#### Information supplied

○ ○ ○

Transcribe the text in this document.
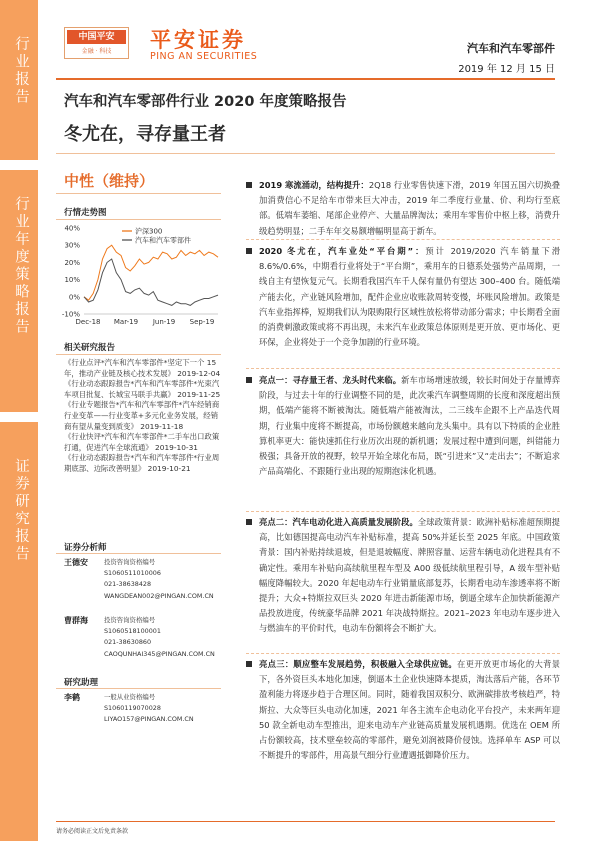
行业报告
行业年度策略报告
证券研究报告
中国平安
金融 · 科技	平安证券
PING AN SECURITIES
汽车和汽车零部件
2019 年 12 月 15 日
汽车和汽车零部件行业 2020 年度策略报告
冬尤在，寻存量王者
中性（维持）
行情走势图
40%
30%
20%
10%
0%
-10%
Dec-18 Mar-19 Jun-19 Sep-19
沪深300
汽车和汽车零部件
相关研究报告
《行业点评*汽车和汽车零部件*坚定下一个 15 年，推动产业链及核心技术发展》 2019-12-04
《行业动态跟踪报告*汽车和汽车零部件*光束汽车项目批复、长城宝马联手共赢》 2019-11-25
《行业专题报告*汽车和汽车零部件*汽车经销商行业变革——行业变革+多元化业务发展，经销商有望从量变到质变》 2019-11-18
《行业快评*汽车和汽车零部件*二手车出口政策打通，促进汽车全球流通》 2019-10-31
《行业动态跟踪报告*汽车和汽车零部件*行业周期底部、边际改善明显》 2019-10-21
证券分析师
王德安	投资咨询资格编号
S1060511010006
021-38638428
WANGDEAN002@PINGAN.COM.CN
曹群海	投资咨询资格编号
S1060518100001
021-38630860
CAOQUNHAI345@PINGAN.COM.CN
研究助理
李鹤	一般从业资格编号
S1060119070028
LIYAO157@PINGAN.COM.CN
2019 寒流涌动，结构提升：2Q18 行业零售快速下滑，2019 年国五国六切换叠加消费信心不足给车市带来巨大冲击，2019 年二季度行业量、价、利均行至底部。低端车萎缩、尾部企业停产、大量品牌淘汰；乘用车零售价中枢上移，消费升级趋势明显；二手车年交易额增幅明显高于新车。
2020 冬尤在，汽车业处“平台期”：预计 2019/2020 汽车销量下滑 8.6%/0.6%，中期看行业将处于“平台期”，乘用车的日德系处强势产品周期，一线自主有望恢复元气。长期看我国汽车千人保有量仍有望达 300–400 台。随低端产能去化，产业链风险增加，配件企业应收账款周转变慢，坏账风险增加。政策是汽车业指挥棒，短期我们认为限购限行区域性放松将带动部分需求；中长期看全面的消费刺激政策或将不再出现，未来汽车业政策总体原则是更开放、更市场化、更环保，企业将处于一个竞争加剧的行业环境。
亮点一：寻存量王者、龙头时代来临。新车市场增速放缓，较长时间处于存量博弈阶段，与过去十年的行业调整不同的是，此次乘汽车调整周期的长度和深度超出预期，低端产能将不断被淘汰。随低端产能被淘汰，二三线车企跟不上产品迭代周期，行业集中度将不断提高，市场份额越来越向龙头集中。具有以下特质的企业胜算机率更大：能快速抓住行业历次出现的新机遇；发展过程中遭到问题，纠错能力极强；具备开放的视野，较早开始全球化布局，既“引进来”又“走出去”；不断追求产品高端化、不跟随行业出现的短期泡沫化机遇。
亮点二：汽车电动化进入高质量发展阶段。全球政策背景：欧洲补贴标准超预期提高，比如德国提高电动汽车补贴标准，提高 50%并延长至 2025 年底。中国政策背景：国内补贴持续退坡，但是退坡幅度、牌照容量、运营车辆电动化进程具有不确定性。乘用车补贴向高续航里程车型及 A00 级低续航里程引导，A 级车型补贴幅度降幅较大。2020 年起电动车行业销量底部复苏，长期看电动车渗透率将不断提升；大众+特斯拉双巨头 2020 年进击新能源市场，倒逼全球车企加快新能源产品投放进度，传统豪华品牌 2021 年决战特斯拉。2021–2023 年电动车逐步进入与燃油车的平价时代，电动车份额将会不断扩大。
亮点三：顺应整车发展趋势，积极融入全球供应链。在更开放更市场化的大背景下，各外资巨头本地化加速，倒逼本土企业快速降本提质，淘汰落后产能，各环节盈利能力将逐步趋于合理区间。同时，随着我国双积分、欧洲碳排放考核趋严，特斯拉、大众等巨头电动化加速，2021 年各主流车企电动化平台投产，未来两年迎 50 款全新电动车型推出，迎来电动车产业链高质量发展机遇期。优选在 OEM 所占份额较高，技术壁垒较高的零部件，避免刘润被降价侵蚀。选择单车 ASP 可以不断提升的零部件，用高景气细分行业遭遇抵御降价压力。
请务必阅读正文后免责条款
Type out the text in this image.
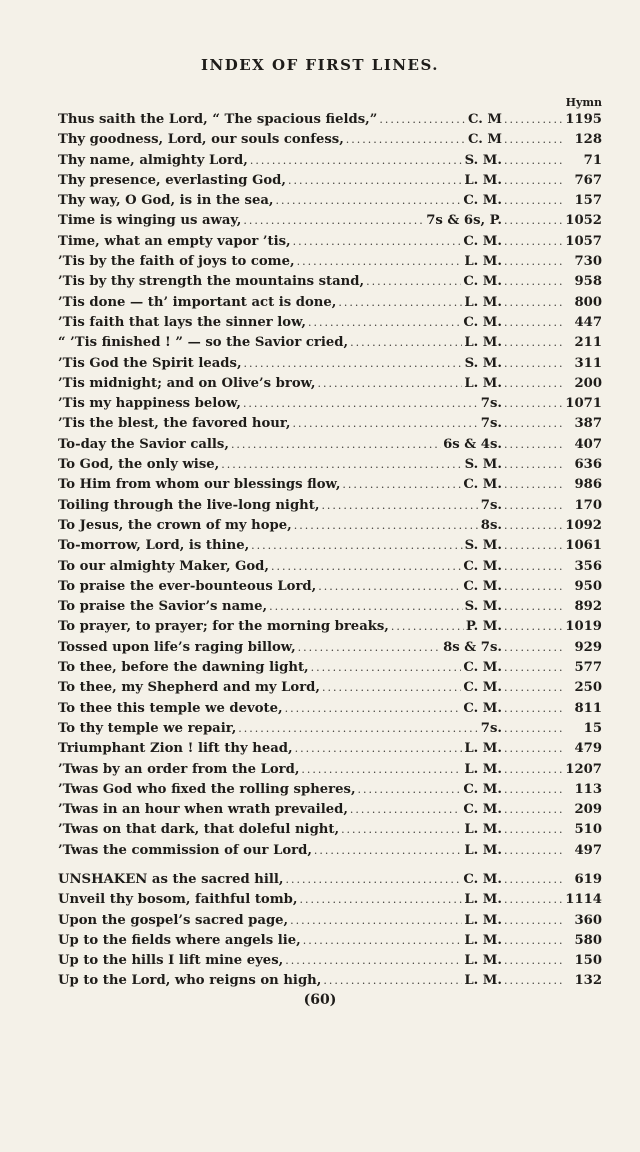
INDEX OF FIRST LINES.
Hymn
Thus saith the Lord, “ The spacious fields,” .....	C. M .....	1195
Thy goodness, Lord, our souls confess, .....	C. M .....	128
Thy name, almighty Lord, .....	S. M. .....	71
Thy presence, everlasting God, .....	L. M. .....	767
Thy way, O God, is in the sea, .....	C. M. .....	157
Time is winging us away, .....	7s & 6s, P. .....	1052
Time, what an empty vapor ’tis, .....	C. M. .....	1057
’Tis by the faith of joys to come, .....	L. M. .....	730
’Tis by thy strength the mountains stand, .....	C. M. .....	958
’Tis done — th’ important act is done, .....	L. M. .....	800
’Tis faith that lays the sinner low, .....	C. M. .....	447
“ ’Tis finished ! ” — so the Savior cried, .....	L. M. .....	211
’Tis God the Spirit leads, .....	S. M. .....	311
’Tis midnight; and on Olive’s brow, .....	L. M. .....	200
’Tis my happiness below, .....	7s. .....	1071
’Tis the blest, the favored hour, .....	7s. .....	387
To-day the Savior calls, .....	6s & 4s. .....	407
To God, the only wise, .....	S. M. .....	636
To Him from whom our blessings flow, .....	C. M. .....	986
Toiling through the live-long night, .....	7s. .....	170
To Jesus, the crown of my hope, .....	8s. .....	1092
To-morrow, Lord, is thine, .....	S. M. .....	1061
To our almighty Maker, God, .....	C. M. .....	356
To praise the ever-bounteous Lord, .....	C. M. .....	950
To praise the Savior’s name, .....	S. M. .....	892
To prayer, to prayer; for the morning breaks, .....	P. M. .....	1019
Tossed upon life’s raging billow, .....	8s & 7s. .....	929
To thee, before the dawning light, .....	C. M. .....	577
To thee, my Shepherd and my Lord, .....	C. M. .....	250
To thee this temple we devote, .....	C. M. .....	811
To thy temple we repair, .....	7s. .....	15
Triumphant Zion ! lift thy head, .....	L. M. .....	479
’Twas by an order from the Lord, .....	L. M. .....	1207
’Twas God who fixed the rolling spheres, .....	C. M. .....	113
’Twas in an hour when wrath prevailed, .....	C. M. .....	209
’Twas on that dark, that doleful night, .....	L. M. .....	510
’Twas the commission of our Lord, .....	L. M. .....	497
UNSHAKEN as the sacred hill, .....	C. M. .....	619
Unveil thy bosom, faithful tomb, .....	L. M. .....	1114
Upon the gospel’s sacred page, .....	L. M. .....	360
Up to the fields where angels lie, .....	L. M. .....	580
Up to the hills I lift mine eyes, .....	L. M. .....	150
Up to the Lord, who reigns on high, .....	L. M. .....	132
(60)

○ ○ ○

#### Objective
Find the string "almighty" in the listing and return every line that holds it.

#### Written response
Thy name, almighty Lord, .....	S. M. .....	71
To our almighty Maker, God, .....	C. M. .....	356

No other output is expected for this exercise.